What you will do —
Format the lines of the listing below, from its first line through the line containing "room-select[interactable]: Pièce /", as a JSON list of strings with one string per line and blank lines omitted.

-- Start Input --

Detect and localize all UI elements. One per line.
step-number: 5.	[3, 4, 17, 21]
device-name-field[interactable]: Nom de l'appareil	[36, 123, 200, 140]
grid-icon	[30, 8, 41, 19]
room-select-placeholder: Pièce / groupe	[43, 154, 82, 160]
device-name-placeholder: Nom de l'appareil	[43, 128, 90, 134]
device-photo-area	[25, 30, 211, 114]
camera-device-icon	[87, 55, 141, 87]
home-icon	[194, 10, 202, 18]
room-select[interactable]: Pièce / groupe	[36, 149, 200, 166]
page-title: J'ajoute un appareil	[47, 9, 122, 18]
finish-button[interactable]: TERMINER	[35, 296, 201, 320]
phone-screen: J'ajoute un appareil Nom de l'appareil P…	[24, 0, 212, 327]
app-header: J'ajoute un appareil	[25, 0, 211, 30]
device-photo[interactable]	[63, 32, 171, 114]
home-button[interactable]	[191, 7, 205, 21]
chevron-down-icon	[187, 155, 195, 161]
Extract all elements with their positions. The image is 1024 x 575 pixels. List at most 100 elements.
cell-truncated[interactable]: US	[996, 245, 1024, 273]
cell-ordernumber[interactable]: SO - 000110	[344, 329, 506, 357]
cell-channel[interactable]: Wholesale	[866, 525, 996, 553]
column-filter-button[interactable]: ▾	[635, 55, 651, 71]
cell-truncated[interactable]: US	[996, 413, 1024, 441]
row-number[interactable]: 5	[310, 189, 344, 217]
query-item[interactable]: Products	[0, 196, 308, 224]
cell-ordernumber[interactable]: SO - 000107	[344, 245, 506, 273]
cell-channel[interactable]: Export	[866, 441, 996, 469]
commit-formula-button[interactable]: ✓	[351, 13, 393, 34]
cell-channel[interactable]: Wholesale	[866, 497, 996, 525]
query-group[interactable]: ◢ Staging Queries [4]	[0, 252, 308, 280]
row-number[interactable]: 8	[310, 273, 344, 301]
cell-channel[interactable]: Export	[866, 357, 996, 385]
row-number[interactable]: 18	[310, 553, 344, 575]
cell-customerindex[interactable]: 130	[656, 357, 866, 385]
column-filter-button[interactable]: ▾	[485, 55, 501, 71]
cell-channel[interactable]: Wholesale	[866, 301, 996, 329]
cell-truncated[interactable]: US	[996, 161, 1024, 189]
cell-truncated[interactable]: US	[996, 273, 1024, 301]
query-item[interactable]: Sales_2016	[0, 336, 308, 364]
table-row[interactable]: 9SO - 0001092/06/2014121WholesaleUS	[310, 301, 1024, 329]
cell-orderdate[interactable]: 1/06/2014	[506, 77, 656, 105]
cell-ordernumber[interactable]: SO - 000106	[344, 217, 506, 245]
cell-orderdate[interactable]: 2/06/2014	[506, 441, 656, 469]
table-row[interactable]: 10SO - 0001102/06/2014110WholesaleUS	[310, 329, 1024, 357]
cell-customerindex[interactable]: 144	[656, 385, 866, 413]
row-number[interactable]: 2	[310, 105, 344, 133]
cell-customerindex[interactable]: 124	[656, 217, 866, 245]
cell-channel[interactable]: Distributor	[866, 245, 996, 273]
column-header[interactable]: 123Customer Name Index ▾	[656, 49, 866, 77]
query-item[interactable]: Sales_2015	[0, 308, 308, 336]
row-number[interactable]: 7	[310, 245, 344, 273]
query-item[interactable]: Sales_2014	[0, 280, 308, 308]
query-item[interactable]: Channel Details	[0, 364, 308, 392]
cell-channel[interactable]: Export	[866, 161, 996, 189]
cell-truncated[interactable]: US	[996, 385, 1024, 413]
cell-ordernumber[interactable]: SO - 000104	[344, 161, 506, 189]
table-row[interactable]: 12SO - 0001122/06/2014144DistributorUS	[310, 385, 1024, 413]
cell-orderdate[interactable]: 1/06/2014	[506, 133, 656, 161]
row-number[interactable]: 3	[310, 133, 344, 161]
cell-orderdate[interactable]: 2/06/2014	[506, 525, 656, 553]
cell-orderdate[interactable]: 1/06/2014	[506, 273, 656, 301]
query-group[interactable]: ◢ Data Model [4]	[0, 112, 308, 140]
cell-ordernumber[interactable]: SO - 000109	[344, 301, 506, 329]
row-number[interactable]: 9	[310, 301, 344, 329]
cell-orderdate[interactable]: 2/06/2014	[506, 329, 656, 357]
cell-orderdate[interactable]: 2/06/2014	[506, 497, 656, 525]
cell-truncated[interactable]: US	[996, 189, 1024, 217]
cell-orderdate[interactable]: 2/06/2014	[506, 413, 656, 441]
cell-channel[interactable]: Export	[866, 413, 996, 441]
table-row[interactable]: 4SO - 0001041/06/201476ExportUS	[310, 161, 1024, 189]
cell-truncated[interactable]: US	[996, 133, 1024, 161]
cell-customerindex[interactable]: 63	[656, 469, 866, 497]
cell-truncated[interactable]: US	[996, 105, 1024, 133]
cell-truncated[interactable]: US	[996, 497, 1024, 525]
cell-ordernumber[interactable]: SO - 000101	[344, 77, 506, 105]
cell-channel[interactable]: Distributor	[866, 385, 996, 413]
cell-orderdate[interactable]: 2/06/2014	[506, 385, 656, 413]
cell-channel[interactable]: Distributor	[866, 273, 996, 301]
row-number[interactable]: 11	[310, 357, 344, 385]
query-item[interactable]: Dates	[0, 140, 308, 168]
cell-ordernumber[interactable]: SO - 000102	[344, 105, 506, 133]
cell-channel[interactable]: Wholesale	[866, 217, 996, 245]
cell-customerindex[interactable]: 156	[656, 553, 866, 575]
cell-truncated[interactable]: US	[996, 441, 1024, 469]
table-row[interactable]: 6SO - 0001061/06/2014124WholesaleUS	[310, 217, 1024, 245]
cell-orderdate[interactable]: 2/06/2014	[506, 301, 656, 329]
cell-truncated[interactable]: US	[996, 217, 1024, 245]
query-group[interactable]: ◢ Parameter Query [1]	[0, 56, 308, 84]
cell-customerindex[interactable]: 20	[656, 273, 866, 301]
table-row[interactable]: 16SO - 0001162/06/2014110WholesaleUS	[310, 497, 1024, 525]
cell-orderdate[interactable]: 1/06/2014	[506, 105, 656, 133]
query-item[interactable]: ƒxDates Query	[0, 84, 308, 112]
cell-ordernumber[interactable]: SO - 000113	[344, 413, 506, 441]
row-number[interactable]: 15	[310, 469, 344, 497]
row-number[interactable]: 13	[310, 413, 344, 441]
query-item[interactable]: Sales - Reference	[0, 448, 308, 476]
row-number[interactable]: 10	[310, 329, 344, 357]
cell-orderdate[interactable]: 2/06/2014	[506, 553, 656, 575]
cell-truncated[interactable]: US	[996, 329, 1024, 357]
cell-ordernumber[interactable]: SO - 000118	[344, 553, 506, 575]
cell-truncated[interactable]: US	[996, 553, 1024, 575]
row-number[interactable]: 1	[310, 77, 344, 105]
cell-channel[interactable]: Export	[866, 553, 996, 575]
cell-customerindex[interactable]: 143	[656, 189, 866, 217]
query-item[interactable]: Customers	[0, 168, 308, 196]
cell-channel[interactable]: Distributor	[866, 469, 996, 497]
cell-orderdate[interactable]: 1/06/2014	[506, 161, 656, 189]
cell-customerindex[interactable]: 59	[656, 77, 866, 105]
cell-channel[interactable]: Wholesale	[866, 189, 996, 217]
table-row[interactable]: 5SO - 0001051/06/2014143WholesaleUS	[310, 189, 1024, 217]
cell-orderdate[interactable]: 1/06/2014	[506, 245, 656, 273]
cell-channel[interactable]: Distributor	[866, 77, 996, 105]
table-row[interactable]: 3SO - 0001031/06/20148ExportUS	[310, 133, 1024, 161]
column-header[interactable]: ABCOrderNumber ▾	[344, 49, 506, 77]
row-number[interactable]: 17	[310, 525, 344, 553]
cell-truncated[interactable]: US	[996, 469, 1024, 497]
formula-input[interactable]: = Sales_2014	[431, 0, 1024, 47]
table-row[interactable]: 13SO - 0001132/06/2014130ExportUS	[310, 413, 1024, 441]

-- End Input --

Solution to the exercise —
[
  "Detect and localize all UI elements. One per line.",
  "step-number: 5.\t[3, 4, 17, 21]",
  "device-name-field[interactable]: Nom de l'appareil\t[36, 123, 200, 140]",
  "grid-icon\t[30, 8, 41, 19]",
  "room-select-placeholder: Pièce / groupe\t[43, 154, 82, 160]",
  "device-name-placeholder: Nom de l'appareil\t[43, 128, 90, 134]",
  "device-photo-area\t[25, 30, 211, 114]",
  "camera-device-icon\t[87, 55, 141, 87]",
  "home-icon\t[194, 10, 202, 18]",
  "room-select[interactable]: Pièce / groupe\t[36, 149, 200, 166]"
]